» Dataset entries on figures

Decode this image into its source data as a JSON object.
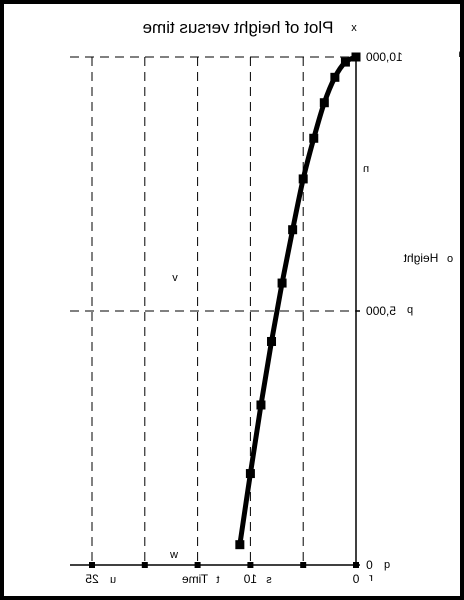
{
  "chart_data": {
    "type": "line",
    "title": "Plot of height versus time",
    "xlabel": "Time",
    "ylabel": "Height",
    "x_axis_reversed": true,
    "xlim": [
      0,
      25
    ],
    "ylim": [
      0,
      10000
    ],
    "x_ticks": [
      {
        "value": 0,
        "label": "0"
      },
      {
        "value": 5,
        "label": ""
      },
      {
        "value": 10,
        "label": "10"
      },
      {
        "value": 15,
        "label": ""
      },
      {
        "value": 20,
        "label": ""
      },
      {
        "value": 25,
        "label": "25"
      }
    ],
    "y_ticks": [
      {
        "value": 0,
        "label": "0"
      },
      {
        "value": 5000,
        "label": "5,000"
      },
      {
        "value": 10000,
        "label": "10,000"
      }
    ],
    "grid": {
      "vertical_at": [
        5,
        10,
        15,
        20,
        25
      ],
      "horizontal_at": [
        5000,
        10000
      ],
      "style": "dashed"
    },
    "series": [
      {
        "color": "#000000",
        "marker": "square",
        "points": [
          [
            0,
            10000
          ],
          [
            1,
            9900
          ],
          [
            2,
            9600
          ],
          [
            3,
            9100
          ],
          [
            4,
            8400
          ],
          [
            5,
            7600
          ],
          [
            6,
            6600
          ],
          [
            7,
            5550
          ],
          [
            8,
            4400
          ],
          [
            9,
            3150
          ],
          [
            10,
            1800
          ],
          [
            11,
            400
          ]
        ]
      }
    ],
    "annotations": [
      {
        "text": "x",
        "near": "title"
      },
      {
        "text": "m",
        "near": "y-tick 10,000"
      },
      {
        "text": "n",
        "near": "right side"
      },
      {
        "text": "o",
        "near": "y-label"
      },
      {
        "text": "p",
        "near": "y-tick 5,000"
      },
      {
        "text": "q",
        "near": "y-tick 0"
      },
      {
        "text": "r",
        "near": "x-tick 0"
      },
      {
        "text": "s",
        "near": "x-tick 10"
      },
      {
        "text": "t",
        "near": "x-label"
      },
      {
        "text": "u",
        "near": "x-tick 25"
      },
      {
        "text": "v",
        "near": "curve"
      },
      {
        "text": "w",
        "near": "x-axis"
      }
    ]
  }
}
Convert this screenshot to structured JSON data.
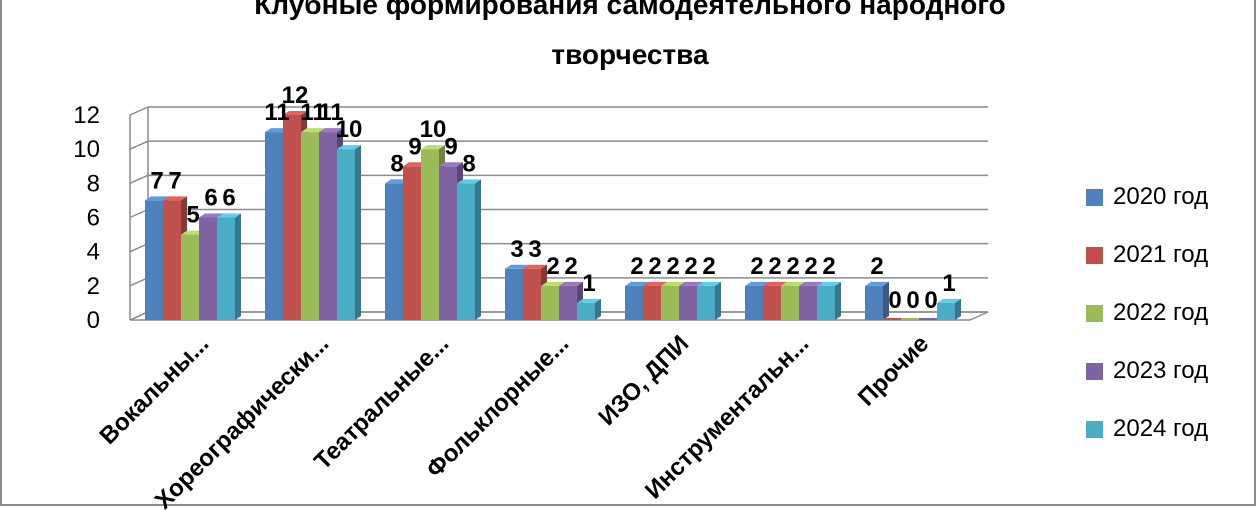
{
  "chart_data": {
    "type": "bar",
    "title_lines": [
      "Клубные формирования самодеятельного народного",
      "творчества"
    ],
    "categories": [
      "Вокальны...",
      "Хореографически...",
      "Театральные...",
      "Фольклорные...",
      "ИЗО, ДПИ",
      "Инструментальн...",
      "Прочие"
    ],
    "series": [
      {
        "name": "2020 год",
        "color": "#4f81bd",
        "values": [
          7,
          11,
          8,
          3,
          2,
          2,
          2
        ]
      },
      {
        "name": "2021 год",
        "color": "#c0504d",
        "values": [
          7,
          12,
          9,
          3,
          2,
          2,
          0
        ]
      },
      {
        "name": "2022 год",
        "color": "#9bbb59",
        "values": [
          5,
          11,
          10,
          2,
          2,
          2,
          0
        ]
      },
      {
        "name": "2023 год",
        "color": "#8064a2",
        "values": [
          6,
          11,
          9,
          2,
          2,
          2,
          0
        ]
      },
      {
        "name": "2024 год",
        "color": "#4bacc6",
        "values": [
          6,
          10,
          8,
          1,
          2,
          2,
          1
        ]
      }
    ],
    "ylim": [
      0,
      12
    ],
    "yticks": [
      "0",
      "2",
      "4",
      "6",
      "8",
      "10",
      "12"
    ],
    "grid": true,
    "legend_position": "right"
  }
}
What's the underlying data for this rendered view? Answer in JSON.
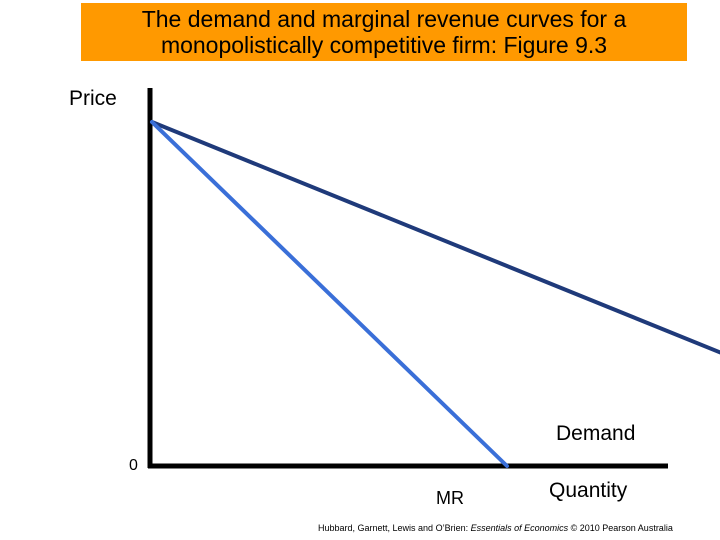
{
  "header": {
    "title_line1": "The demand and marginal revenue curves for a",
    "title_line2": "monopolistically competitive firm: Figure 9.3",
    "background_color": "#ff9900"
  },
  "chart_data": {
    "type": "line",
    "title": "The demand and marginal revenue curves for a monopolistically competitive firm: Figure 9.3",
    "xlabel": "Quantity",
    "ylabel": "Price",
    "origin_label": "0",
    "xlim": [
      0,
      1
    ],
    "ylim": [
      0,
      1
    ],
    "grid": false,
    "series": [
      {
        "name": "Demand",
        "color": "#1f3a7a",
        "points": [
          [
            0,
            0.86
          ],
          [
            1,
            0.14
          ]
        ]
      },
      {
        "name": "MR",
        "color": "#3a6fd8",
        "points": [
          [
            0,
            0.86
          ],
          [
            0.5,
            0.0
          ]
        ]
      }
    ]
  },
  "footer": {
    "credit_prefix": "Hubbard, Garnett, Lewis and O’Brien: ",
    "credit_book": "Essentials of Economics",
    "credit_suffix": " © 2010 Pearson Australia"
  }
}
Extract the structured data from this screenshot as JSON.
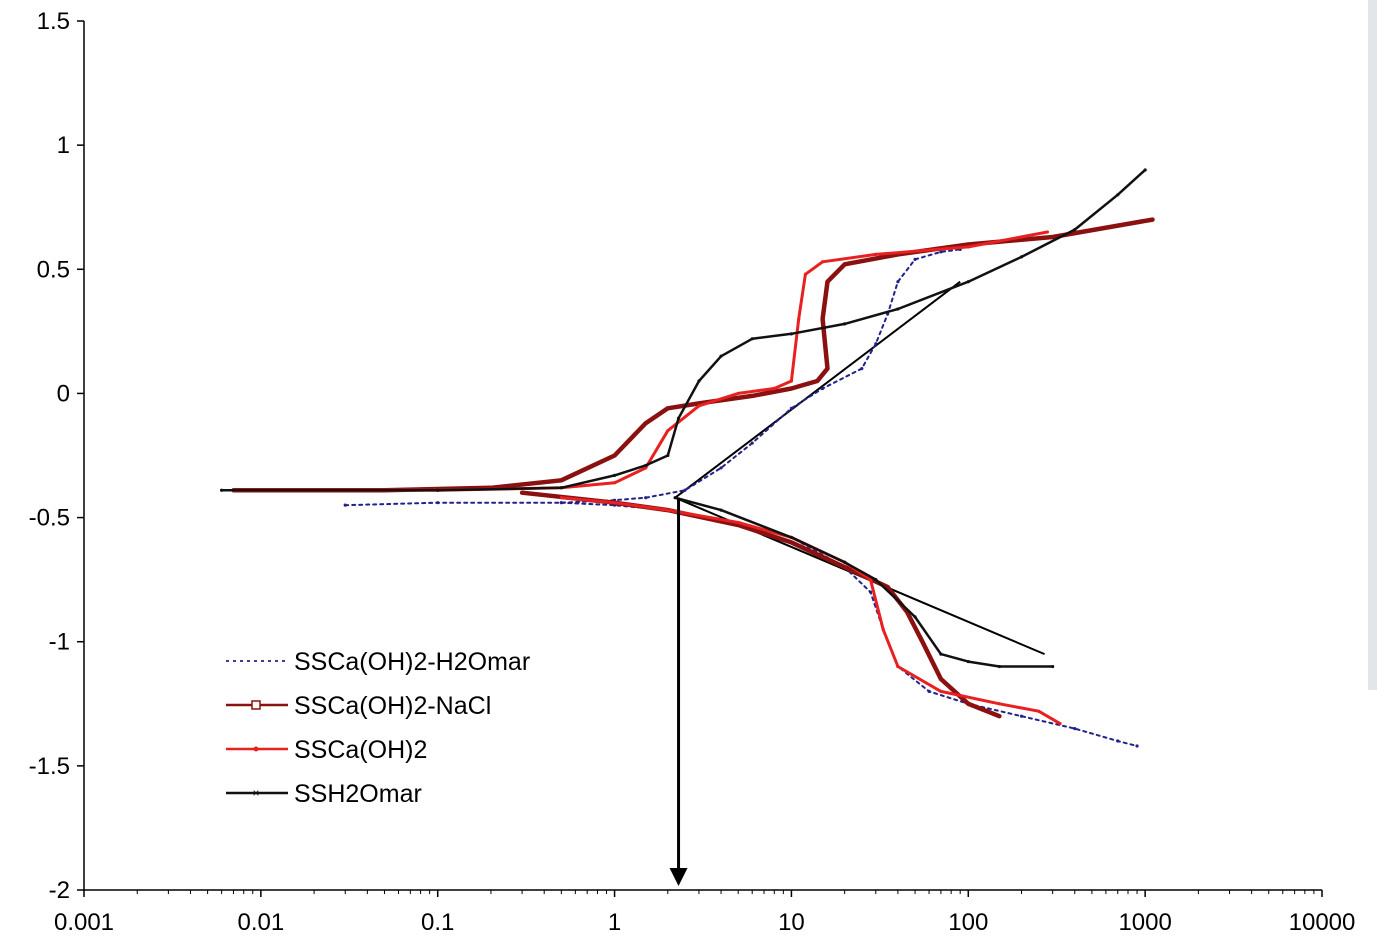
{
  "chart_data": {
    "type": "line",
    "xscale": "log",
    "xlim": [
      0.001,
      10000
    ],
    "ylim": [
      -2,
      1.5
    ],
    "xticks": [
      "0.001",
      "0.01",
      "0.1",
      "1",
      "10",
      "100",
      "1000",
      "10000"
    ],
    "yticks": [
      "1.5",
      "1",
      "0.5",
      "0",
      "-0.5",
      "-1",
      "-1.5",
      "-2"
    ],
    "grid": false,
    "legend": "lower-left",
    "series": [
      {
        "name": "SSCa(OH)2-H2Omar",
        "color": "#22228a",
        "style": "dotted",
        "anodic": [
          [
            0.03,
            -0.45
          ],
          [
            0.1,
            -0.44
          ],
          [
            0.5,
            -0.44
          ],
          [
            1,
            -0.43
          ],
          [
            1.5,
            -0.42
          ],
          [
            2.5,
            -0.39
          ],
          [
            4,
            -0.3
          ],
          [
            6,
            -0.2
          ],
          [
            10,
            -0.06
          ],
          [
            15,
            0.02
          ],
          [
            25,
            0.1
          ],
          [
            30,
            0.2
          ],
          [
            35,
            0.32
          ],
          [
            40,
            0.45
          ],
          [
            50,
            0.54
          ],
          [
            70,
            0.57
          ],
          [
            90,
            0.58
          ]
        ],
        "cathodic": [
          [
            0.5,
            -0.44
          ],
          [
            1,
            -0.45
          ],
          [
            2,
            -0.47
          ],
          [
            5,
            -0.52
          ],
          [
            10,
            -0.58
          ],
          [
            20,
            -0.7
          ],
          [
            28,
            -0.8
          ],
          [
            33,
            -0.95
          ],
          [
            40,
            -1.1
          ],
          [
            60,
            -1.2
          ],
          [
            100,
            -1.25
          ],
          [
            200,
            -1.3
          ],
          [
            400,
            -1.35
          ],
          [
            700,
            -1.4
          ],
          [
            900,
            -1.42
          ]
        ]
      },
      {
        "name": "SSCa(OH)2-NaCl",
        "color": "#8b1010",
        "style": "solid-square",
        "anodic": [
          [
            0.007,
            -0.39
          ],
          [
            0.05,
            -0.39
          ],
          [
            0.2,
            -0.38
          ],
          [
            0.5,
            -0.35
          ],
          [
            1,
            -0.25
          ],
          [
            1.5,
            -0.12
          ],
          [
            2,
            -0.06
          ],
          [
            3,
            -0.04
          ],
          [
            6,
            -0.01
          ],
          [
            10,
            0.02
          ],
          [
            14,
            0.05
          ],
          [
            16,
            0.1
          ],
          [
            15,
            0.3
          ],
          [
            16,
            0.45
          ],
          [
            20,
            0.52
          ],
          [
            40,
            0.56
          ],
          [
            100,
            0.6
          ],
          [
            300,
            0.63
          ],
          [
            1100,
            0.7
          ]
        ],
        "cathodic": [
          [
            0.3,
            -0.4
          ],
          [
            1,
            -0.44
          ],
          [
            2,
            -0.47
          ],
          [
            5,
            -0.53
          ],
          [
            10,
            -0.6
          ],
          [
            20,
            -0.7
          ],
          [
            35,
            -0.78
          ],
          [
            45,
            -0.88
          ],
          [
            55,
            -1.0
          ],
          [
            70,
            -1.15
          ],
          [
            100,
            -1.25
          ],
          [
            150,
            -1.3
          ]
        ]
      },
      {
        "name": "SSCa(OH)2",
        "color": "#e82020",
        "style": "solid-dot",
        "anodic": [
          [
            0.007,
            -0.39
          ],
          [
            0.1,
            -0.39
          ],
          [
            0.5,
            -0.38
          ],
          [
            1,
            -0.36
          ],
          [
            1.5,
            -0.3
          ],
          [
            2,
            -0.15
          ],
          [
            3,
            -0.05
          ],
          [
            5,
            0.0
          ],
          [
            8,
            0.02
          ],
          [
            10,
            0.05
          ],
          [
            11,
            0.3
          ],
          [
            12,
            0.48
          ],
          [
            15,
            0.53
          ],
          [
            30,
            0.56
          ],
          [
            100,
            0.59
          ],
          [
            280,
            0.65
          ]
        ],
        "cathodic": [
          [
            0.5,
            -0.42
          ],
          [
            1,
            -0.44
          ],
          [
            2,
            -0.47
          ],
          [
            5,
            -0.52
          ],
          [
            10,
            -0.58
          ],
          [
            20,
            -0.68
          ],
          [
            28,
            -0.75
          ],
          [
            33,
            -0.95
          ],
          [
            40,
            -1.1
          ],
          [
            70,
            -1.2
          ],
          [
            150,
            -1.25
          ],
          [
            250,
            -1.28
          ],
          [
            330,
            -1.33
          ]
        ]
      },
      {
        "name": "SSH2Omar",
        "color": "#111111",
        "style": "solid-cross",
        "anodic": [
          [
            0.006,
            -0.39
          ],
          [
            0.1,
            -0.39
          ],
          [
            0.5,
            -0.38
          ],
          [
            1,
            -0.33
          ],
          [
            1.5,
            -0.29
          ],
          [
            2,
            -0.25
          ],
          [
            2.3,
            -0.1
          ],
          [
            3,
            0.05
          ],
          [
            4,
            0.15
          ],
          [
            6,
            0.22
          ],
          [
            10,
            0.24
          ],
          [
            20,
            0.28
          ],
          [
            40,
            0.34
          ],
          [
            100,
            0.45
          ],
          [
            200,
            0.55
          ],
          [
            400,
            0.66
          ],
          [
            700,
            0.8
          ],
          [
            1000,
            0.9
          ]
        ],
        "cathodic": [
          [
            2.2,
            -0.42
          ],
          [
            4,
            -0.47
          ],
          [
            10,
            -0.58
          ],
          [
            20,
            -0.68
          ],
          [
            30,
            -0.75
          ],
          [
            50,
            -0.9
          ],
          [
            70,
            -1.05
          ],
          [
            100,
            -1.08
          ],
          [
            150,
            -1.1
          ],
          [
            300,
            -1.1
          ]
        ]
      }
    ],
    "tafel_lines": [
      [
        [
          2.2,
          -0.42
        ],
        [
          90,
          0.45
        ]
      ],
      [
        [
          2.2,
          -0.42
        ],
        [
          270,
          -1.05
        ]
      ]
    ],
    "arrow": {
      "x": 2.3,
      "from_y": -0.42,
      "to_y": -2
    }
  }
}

» Brief
Identify the lines that hold the word "curves". Copy every one of them.

» Result
    "title_line1": "The demand and marginal revenue curves for a",
    "title": "The demand and marginal revenue curves for a monopolistically competitive firm: Figure 9.3",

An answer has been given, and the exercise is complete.